_Problem statement_:
Present the following entries again, word for word and in full.

Dataset entries:
--

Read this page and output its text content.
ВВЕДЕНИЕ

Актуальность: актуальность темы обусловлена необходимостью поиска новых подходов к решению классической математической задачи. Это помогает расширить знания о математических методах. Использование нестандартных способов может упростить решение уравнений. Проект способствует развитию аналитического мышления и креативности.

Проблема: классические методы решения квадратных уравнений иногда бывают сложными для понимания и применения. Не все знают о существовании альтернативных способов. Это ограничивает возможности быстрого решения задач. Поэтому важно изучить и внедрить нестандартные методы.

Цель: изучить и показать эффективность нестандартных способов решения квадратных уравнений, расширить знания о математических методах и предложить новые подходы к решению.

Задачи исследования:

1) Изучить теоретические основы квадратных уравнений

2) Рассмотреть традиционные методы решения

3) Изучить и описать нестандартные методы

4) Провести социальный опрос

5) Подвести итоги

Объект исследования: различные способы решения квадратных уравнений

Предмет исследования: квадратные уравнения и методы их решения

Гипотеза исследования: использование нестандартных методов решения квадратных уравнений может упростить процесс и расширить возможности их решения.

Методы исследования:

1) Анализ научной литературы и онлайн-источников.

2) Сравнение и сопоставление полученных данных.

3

--

_Reply to the exercise_:
Read this page and output its text content.
ВВЕДЕНИЕ

Актуальность: актуальность темы обусловлена необходимостью поиска новых подходов к решению классической математической задачи. Это помогает расширить знания о математических методах. Использование нестандартных способов может упростить решение уравнений. Проект способствует развитию аналитического мышления и креативности.

Проблема: классические методы решения квадратных уравнений иногда бывают сложными для понимания и применения. Не все знают о существовании альтернативных способов. Это ограничивает возможности быстрого решения задач. Поэтому важно изучить и внедрить нестандартные методы.

Цель: изучить и показать эффективность нестандартных способов решения квадратных уравнений, расширить знания о математических методах и предложить новые подходы к решению.

Задачи исследования:

1) Изучить теоретические основы квадратных уравнений

2) Рассмотреть традиционные методы решения

3) Изучить и описать нестандартные методы

4) Провести социальный опрос

5) Подвести итоги

Объект исследования: различные способы решения квадратных уравнений

Предмет исследования: квадратные уравнения и методы их решения

Гипотеза исследования: использование нестандартных методов решения квадратных уравнений может упростить процесс и расширить возможности их решения.

Методы исследования:

1) Анализ научной литературы и онлайн-источников.

2) Сравнение и сопоставление полученных данных.

3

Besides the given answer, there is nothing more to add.